» **DATA LINES**:
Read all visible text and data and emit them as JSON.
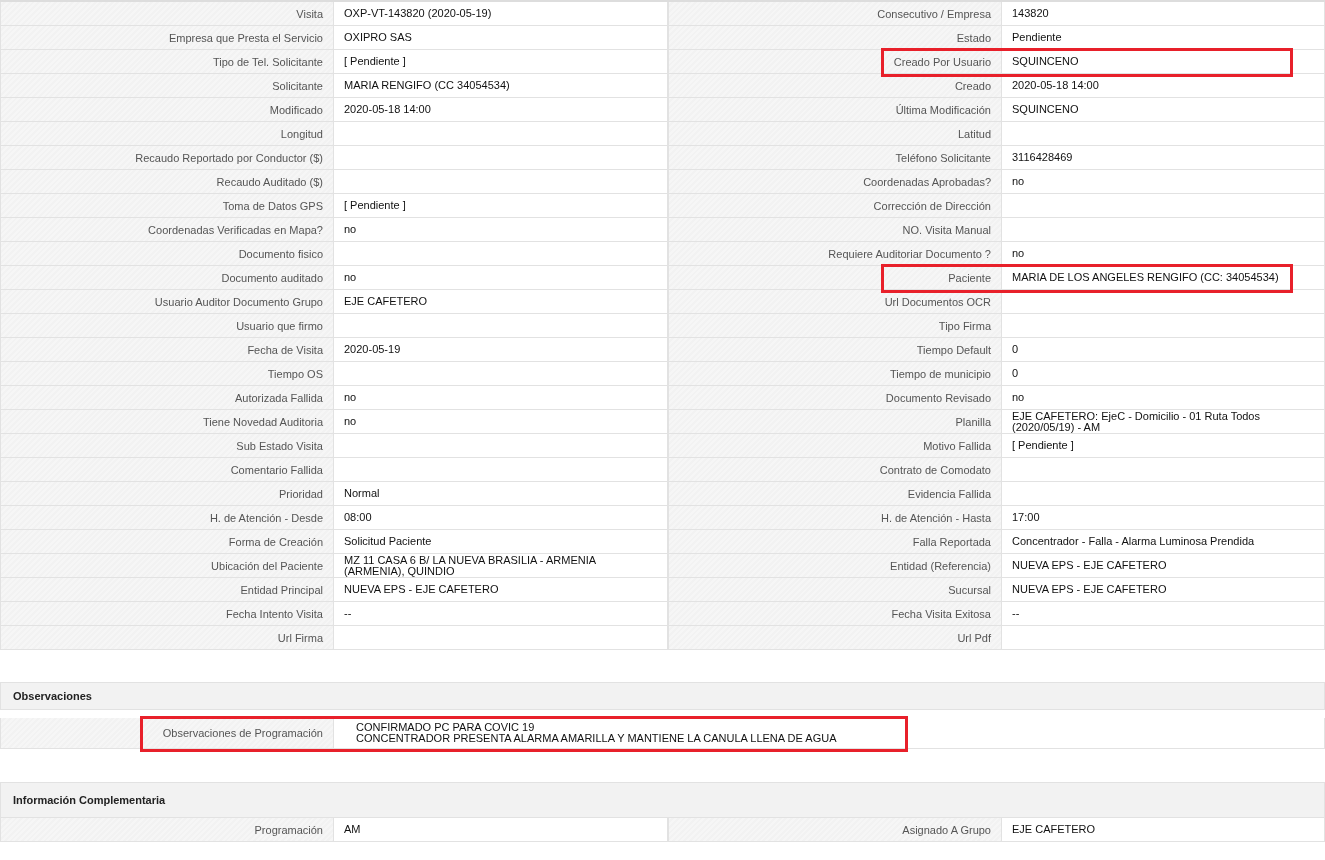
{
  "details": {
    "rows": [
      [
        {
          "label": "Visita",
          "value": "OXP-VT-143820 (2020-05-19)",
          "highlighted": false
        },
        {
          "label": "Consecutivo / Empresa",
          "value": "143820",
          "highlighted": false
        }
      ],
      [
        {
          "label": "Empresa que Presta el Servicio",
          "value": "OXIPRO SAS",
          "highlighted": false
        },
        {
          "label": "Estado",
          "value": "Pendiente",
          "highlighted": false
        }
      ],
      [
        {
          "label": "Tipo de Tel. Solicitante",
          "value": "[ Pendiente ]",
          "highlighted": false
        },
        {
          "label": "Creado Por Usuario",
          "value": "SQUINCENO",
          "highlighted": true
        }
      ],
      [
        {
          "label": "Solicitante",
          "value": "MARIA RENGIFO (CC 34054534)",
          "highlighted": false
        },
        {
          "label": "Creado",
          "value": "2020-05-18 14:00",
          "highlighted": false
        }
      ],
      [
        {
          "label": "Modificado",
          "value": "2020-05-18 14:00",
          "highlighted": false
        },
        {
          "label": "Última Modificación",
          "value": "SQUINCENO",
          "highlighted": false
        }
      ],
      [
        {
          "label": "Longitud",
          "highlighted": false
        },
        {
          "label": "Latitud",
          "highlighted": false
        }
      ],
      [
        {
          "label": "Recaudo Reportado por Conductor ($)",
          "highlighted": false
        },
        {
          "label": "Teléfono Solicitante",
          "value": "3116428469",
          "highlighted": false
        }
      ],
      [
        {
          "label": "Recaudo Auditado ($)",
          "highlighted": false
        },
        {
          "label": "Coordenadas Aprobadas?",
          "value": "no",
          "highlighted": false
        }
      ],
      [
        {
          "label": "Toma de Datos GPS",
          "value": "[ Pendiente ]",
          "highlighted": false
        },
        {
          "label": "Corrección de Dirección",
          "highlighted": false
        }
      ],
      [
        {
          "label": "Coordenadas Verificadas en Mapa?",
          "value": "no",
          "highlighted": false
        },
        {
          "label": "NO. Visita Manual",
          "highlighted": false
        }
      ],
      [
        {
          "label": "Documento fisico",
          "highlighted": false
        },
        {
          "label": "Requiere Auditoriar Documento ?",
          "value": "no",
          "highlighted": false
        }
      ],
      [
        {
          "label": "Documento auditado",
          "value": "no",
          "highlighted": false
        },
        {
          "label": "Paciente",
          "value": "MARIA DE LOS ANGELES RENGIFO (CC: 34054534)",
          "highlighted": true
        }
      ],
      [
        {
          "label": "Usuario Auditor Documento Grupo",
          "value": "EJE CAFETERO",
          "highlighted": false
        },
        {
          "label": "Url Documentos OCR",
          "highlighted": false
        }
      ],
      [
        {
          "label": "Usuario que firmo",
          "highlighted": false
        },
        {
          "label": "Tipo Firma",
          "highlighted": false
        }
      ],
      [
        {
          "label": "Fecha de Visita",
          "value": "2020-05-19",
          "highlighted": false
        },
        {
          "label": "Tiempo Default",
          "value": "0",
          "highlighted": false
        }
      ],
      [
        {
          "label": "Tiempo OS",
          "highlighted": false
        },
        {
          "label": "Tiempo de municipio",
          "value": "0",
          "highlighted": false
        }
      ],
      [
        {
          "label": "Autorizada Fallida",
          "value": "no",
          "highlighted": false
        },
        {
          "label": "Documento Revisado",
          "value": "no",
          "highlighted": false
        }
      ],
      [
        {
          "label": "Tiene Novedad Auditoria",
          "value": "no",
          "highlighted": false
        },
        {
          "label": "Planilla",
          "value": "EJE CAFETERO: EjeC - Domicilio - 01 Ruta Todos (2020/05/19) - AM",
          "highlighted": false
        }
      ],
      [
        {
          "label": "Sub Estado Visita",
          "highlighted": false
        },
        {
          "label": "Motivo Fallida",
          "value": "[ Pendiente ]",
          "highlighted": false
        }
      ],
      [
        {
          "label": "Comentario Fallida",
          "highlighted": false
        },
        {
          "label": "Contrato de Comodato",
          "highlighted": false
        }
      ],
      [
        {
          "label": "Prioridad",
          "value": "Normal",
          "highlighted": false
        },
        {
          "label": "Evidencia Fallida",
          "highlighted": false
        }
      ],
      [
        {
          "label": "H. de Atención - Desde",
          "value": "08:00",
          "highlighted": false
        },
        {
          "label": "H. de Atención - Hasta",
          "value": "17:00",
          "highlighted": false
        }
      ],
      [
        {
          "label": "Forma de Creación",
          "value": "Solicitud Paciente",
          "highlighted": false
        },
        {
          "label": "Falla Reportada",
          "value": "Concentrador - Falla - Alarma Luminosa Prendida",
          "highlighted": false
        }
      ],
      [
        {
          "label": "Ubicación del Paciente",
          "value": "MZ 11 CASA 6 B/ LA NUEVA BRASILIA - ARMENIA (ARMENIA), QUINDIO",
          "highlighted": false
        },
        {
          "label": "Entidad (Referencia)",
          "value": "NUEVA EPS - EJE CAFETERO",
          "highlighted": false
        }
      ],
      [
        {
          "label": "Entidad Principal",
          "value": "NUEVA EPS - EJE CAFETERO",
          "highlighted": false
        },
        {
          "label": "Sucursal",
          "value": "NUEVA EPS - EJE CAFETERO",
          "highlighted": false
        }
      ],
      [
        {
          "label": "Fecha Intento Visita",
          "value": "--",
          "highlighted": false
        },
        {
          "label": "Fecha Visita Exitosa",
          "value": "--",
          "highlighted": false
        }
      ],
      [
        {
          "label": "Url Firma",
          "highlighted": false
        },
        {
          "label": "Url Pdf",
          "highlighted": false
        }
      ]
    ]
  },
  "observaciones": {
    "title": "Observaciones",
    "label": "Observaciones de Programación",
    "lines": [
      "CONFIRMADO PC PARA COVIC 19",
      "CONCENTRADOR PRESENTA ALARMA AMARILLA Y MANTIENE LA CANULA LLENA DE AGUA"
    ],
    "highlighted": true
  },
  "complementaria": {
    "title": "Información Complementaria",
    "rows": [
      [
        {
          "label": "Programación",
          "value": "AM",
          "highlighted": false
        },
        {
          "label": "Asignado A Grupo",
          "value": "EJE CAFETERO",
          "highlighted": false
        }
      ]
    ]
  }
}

» **TASK GOAL**: Each entry gets copied exactly; the pictures stay out.

» **THE SOLUTION**:
Read all visible text and data and emit them as JSON.
{
  "details": {
    "rows": [
      [
        {
          "label": "Visita",
          "value": "OXP-VT-143820 (2020-05-19)",
          "highlighted": false
        },
        {
          "label": "Consecutivo / Empresa",
          "value": "143820",
          "highlighted": false
        }
      ],
      [
        {
          "label": "Empresa que Presta el Servicio",
          "value": "OXIPRO SAS",
          "highlighted": false
        },
        {
          "label": "Estado",
          "value": "Pendiente",
          "highlighted": false
        }
      ],
      [
        {
          "label": "Tipo de Tel. Solicitante",
          "value": "[ Pendiente ]",
          "highlighted": false
        },
        {
          "label": "Creado Por Usuario",
          "value": "SQUINCENO",
          "highlighted": true
        }
      ],
      [
        {
          "label": "Solicitante",
          "value": "MARIA RENGIFO (CC 34054534)",
          "highlighted": false
        },
        {
          "label": "Creado",
          "value": "2020-05-18 14:00",
          "highlighted": false
        }
      ],
      [
        {
          "label": "Modificado",
          "value": "2020-05-18 14:00",
          "highlighted": false
        },
        {
          "label": "Última Modificación",
          "value": "SQUINCENO",
          "highlighted": false
        }
      ],
      [
        {
          "label": "Longitud",
          "highlighted": false
        },
        {
          "label": "Latitud",
          "highlighted": false
        }
      ],
      [
        {
          "label": "Recaudo Reportado por Conductor ($)",
          "highlighted": false
        },
        {
          "label": "Teléfono Solicitante",
          "value": "3116428469",
          "highlighted": false
        }
      ],
      [
        {
          "label": "Recaudo Auditado ($)",
          "highlighted": false
        },
        {
          "label": "Coordenadas Aprobadas?",
          "value": "no",
          "highlighted": false
        }
      ],
      [
        {
          "label": "Toma de Datos GPS",
          "value": "[ Pendiente ]",
          "highlighted": false
        },
        {
          "label": "Corrección de Dirección",
          "highlighted": false
        }
      ],
      [
        {
          "label": "Coordenadas Verificadas en Mapa?",
          "value": "no",
          "highlighted": false
        },
        {
          "label": "NO. Visita Manual",
          "highlighted": false
        }
      ],
      [
        {
          "label": "Documento fisico",
          "highlighted": false
        },
        {
          "label": "Requiere Auditoriar Documento ?",
          "value": "no",
          "highlighted": false
        }
      ],
      [
        {
          "label": "Documento auditado",
          "value": "no",
          "highlighted": false
        },
        {
          "label": "Paciente",
          "value": "MARIA DE LOS ANGELES RENGIFO (CC: 34054534)",
          "highlighted": true
        }
      ],
      [
        {
          "label": "Usuario Auditor Documento Grupo",
          "value": "EJE CAFETERO",
          "highlighted": false
        },
        {
          "label": "Url Documentos OCR",
          "highlighted": false
        }
      ],
      [
        {
          "label": "Usuario que firmo",
          "highlighted": false
        },
        {
          "label": "Tipo Firma",
          "highlighted": false
        }
      ],
      [
        {
          "label": "Fecha de Visita",
          "value": "2020-05-19",
          "highlighted": false
        },
        {
          "label": "Tiempo Default",
          "value": "0",
          "highlighted": false
        }
      ],
      [
        {
          "label": "Tiempo OS",
          "highlighted": false
        },
        {
          "label": "Tiempo de municipio",
          "value": "0",
          "highlighted": false
        }
      ],
      [
        {
          "label": "Autorizada Fallida",
          "value": "no",
          "highlighted": false
        },
        {
          "label": "Documento Revisado",
          "value": "no",
          "highlighted": false
        }
      ],
      [
        {
          "label": "Tiene Novedad Auditoria",
          "value": "no",
          "highlighted": false
        },
        {
          "label": "Planilla",
          "value": "EJE CAFETERO: EjeC - Domicilio - 01 Ruta Todos (2020/05/19) - AM",
          "highlighted": false
        }
      ],
      [
        {
          "label": "Sub Estado Visita",
          "highlighted": false
        },
        {
          "label": "Motivo Fallida",
          "value": "[ Pendiente ]",
          "highlighted": false
        }
      ],
      [
        {
          "label": "Comentario Fallida",
          "highlighted": false
        },
        {
          "label": "Contrato de Comodato",
          "highlighted": false
        }
      ],
      [
        {
          "label": "Prioridad",
          "value": "Normal",
          "highlighted": false
        },
        {
          "label": "Evidencia Fallida",
          "highlighted": false
        }
      ],
      [
        {
          "label": "H. de Atención - Desde",
          "value": "08:00",
          "highlighted": false
        },
        {
          "label": "H. de Atención - Hasta",
          "value": "17:00",
          "highlighted": false
        }
      ],
      [
        {
          "label": "Forma de Creación",
          "value": "Solicitud Paciente",
          "highlighted": false
        },
        {
          "label": "Falla Reportada",
          "value": "Concentrador - Falla - Alarma Luminosa Prendida",
          "highlighted": false
        }
      ],
      [
        {
          "label": "Ubicación del Paciente",
          "value": "MZ 11 CASA 6 B/ LA NUEVA BRASILIA - ARMENIA (ARMENIA), QUINDIO",
          "highlighted": false
        },
        {
          "label": "Entidad (Referencia)",
          "value": "NUEVA EPS - EJE CAFETERO",
          "highlighted": false
        }
      ],
      [
        {
          "label": "Entidad Principal",
          "value": "NUEVA EPS - EJE CAFETERO",
          "highlighted": false
        },
        {
          "label": "Sucursal",
          "value": "NUEVA EPS - EJE CAFETERO",
          "highlighted": false
        }
      ],
      [
        {
          "label": "Fecha Intento Visita",
          "value": "--",
          "highlighted": false
        },
        {
          "label": "Fecha Visita Exitosa",
          "value": "--",
          "highlighted": false
        }
      ],
      [
        {
          "label": "Url Firma",
          "highlighted": false
        },
        {
          "label": "Url Pdf",
          "highlighted": false
        }
      ]
    ]
  },
  "observaciones": {
    "title": "Observaciones",
    "label": "Observaciones de Programación",
    "lines": [
      "CONFIRMADO PC PARA COVIC 19",
      "CONCENTRADOR PRESENTA ALARMA AMARILLA Y MANTIENE LA CANULA LLENA DE AGUA"
    ],
    "highlighted": true
  },
  "complementaria": {
    "title": "Información Complementaria",
    "rows": [
      [
        {
          "label": "Programación",
          "value": "AM",
          "highlighted": false
        },
        {
          "label": "Asignado A Grupo",
          "value": "EJE CAFETERO",
          "highlighted": false
        }
      ]
    ]
  }
}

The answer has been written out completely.